## Task
Resume the mailing-list message on the Memoize performance issue, starting right after its last line.

-- Begin Document extract --

Re: A performance issue with Memoize - Mailing list pgsql-hackers

From Anthonin Bonnefoy
Subject Re: A performance issue with Memoize
Date
Msg-id CAO6_XqrYGoMJH1UmETZ+Y==uppQBsuEkiPdhZxeBOj61R=c1hw@mail.gmail.com
Whole thread Raw
In response to Re: A performance issue with Memoize  (Alexander Lakhin <exclusion@gmail.com>)
Responses Re: A performance issue with Memoize
List pgsql-hackers
Hi,

I've seen a similar issue with the following query (tested on the current head):

EXPLAIN ANALYZE SELECT * FROM tenk1 t1
LEFT JOIN LATERAL (SELECT t1.two, tenk2.hundred, tenk2.two FROM tenk2) t2
ON t1.hundred = t2.hundred WHERE t1.hundred < 5;
                                                               QUERY PLAN

----------------------------------------------------------------------------------------------------------------------------------------
 Nested Loop Left Join  (cost=8.46..1495.10 rows=50000 width=256)

-- End Document extract --
-- Begin Raw data --

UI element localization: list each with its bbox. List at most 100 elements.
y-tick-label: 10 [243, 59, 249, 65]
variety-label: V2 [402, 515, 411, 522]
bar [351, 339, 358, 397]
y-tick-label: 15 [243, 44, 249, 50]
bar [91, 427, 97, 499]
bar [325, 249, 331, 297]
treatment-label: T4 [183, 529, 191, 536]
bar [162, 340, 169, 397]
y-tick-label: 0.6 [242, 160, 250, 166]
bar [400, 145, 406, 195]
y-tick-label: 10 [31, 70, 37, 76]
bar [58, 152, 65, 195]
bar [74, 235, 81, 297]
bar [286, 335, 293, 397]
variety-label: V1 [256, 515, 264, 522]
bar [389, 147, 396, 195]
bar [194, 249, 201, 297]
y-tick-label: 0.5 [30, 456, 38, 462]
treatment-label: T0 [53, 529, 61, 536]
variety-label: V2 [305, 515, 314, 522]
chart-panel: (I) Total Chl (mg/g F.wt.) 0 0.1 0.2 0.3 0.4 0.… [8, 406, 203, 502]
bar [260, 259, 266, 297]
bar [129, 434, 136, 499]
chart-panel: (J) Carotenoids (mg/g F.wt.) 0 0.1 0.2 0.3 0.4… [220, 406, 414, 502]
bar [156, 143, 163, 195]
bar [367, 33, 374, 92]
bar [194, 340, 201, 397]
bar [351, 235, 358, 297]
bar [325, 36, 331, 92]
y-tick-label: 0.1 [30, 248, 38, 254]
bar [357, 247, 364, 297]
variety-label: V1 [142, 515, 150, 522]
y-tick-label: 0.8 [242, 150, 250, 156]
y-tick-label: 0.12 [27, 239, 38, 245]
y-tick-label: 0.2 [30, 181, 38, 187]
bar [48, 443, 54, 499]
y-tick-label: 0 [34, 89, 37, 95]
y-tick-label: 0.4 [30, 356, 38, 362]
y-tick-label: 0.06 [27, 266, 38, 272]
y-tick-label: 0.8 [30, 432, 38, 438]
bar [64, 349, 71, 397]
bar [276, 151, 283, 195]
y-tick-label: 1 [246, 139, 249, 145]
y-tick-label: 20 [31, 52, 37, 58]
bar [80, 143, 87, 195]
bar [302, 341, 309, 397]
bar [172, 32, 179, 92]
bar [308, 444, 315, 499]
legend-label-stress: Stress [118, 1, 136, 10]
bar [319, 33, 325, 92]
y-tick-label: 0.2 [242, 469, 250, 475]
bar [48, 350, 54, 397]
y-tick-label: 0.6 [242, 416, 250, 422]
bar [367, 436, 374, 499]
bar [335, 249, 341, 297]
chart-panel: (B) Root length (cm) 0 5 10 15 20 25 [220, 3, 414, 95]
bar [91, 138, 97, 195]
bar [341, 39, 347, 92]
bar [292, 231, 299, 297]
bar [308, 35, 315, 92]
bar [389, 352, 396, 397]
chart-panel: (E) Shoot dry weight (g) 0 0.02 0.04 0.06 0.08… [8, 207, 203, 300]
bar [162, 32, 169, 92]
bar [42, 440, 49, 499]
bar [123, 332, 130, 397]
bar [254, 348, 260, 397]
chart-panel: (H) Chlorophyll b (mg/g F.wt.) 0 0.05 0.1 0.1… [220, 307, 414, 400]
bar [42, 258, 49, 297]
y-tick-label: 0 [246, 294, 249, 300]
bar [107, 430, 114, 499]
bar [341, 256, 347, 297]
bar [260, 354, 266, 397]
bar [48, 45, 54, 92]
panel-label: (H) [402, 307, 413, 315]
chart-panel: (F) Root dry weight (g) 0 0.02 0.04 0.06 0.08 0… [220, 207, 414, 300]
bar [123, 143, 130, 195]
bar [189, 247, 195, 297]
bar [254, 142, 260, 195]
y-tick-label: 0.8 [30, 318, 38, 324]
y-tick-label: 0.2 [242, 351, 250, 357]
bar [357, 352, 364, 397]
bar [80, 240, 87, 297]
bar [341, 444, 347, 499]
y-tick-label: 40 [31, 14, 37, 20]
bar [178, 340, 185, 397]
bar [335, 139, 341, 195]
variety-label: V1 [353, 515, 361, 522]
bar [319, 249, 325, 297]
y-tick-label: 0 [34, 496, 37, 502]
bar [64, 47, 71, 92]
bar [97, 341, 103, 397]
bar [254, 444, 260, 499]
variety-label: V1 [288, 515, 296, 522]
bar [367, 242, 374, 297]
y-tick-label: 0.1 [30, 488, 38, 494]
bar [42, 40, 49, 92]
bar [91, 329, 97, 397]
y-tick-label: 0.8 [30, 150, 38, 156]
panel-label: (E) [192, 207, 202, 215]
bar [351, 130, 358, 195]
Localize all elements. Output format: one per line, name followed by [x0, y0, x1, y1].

-- End Raw data --
-- Begin Raw data --

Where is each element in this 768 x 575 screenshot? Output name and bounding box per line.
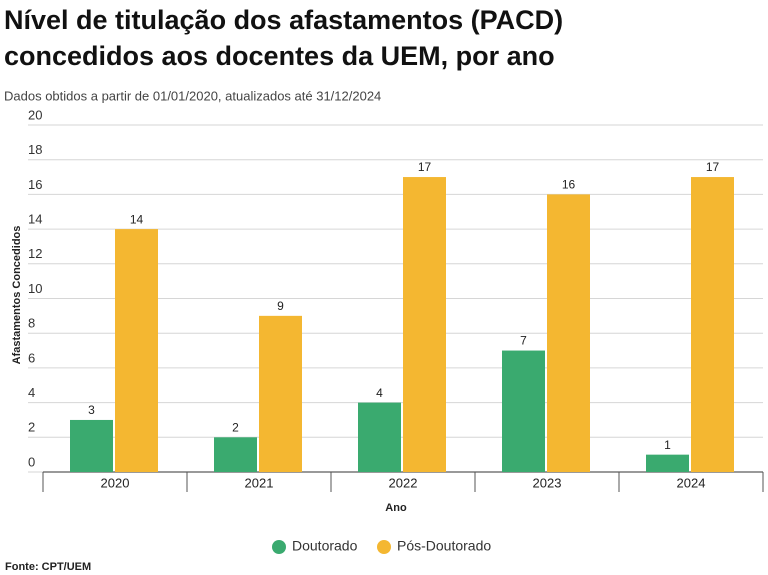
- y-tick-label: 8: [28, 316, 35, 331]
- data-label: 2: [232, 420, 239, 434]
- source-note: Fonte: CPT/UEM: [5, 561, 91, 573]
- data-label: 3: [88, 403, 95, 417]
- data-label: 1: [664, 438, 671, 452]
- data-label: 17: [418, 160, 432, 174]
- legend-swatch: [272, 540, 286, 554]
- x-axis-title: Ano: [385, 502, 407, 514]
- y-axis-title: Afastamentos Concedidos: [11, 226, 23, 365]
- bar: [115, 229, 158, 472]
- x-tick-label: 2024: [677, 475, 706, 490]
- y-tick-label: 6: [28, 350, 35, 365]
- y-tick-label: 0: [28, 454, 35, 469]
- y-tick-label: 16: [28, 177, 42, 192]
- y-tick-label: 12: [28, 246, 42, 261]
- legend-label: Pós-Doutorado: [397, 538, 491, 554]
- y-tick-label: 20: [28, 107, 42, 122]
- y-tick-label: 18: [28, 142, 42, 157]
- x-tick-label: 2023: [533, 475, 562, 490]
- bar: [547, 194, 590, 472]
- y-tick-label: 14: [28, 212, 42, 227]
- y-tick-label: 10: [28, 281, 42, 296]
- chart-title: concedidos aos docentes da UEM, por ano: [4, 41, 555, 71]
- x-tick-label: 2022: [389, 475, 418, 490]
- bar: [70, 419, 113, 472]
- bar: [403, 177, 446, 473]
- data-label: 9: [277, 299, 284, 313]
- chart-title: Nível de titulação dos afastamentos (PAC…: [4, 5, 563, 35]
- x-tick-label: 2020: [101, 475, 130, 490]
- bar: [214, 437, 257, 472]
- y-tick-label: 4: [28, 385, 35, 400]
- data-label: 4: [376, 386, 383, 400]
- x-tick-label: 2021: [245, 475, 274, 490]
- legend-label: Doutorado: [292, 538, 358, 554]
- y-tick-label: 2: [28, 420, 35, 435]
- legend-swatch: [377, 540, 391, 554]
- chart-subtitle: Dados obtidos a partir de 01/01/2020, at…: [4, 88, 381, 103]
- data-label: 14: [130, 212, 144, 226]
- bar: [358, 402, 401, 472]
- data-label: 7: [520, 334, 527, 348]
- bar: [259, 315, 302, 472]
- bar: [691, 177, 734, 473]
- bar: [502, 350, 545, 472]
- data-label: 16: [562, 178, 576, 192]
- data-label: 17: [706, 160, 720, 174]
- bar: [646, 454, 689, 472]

-- End Raw data --

## Result of this exercise
(actual time=0.860..111.013 rows=50000 loops=1)
   ->  Bitmap Heap Scan on tenk1 t1  (cost=8.16..376.77 rows=500
width=244) (actual time=0.798..1.418 rows=500 loops=1)
         Recheck Cond: (hundred < 5)
         Heap Blocks: exact=263
         ->  Bitmap Index Scan on tenk1_hundred  (cost=0.00..8.04
rows=500 width=0) (actual time=0.230..0.230 rows=500 loops=1)
               Index Cond: (hundred < 5)
   ->  Memoize  (cost=0.30..4.89 rows=100 width=12) (actual
time=0.009..0.180 rows=100 loops=500)
         Cache Key: t1.hundred
         Cache Mode: logical
         Hits: 0  Misses: 500  Evictions: 499  Overflows: 0  Memory Usage: 5kB
         ->  Index Scan using tenk2_hundred on tenk2  (cost=0.29..4.88
rows=100 width=12) (actual time=0.007..0.124 rows=100 loops=500)
               Index Cond: (hundred = t1.hundred)
 Planning Time: 0.661 ms
 Execution Time: 113.076 ms
(14 rows)

The memoize's cache key only uses t1.hundred while the nested loop has
two changed parameters: the lateral var t1.two and t1.hundred. This
leads to a chgParam that is always different and the cache is purged
on each rescan.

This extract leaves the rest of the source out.